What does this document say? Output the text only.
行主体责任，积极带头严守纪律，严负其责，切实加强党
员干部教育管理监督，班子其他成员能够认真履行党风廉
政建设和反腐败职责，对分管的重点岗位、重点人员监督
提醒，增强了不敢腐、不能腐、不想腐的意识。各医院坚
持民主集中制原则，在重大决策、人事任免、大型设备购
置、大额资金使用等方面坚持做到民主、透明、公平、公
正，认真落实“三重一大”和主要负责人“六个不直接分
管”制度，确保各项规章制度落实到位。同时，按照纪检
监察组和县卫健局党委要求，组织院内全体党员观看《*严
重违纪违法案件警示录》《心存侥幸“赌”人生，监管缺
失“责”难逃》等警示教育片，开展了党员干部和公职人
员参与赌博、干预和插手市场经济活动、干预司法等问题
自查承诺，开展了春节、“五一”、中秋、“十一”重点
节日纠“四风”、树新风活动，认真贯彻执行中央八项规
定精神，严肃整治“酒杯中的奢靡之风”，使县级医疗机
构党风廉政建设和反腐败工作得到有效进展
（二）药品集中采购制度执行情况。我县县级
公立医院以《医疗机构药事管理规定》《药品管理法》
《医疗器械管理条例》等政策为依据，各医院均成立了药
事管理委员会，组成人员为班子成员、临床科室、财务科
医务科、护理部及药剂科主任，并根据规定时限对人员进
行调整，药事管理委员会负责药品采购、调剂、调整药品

**What you need to do**: Retype every record above exactly as written.

**Completed task**:
What does this document say? Output the text only.
行主体责任，积极带头严守纪律，严负其责，切实加强党
员干部教育管理监督，班子其他成员能够认真履行党风廉
政建设和反腐败职责，对分管的重点岗位、重点人员监督
提醒，增强了不敢腐、不能腐、不想腐的意识。各医院坚
持民主集中制原则，在重大决策、人事任免、大型设备购
置、大额资金使用等方面坚持做到民主、透明、公平、公
正，认真落实“三重一大”和主要负责人“六个不直接分
管”制度，确保各项规章制度落实到位。同时，按照纪检
监察组和县卫健局党委要求，组织院内全体党员观看《*严
重违纪违法案件警示录》《心存侥幸“赌”人生，监管缺
失“责”难逃》等警示教育片，开展了党员干部和公职人
员参与赌博、干预和插手市场经济活动、干预司法等问题
自查承诺，开展了春节、“五一”、中秋、“十一”重点
节日纠“四风”、树新风活动，认真贯彻执行中央八项规
定精神，严肃整治“酒杯中的奢靡之风”，使县级医疗机
构党风廉政建设和反腐败工作得到有效进展
（二）药品集中采购制度执行情况。我县县级
公立医院以《医疗机构药事管理规定》《药品管理法》
《医疗器械管理条例》等政策为依据，各医院均成立了药
事管理委员会，组成人员为班子成员、临床科室、财务科
医务科、护理部及药剂科主任，并根据规定时限对人员进
行调整，药事管理委员会负责药品采购、调剂、调整药品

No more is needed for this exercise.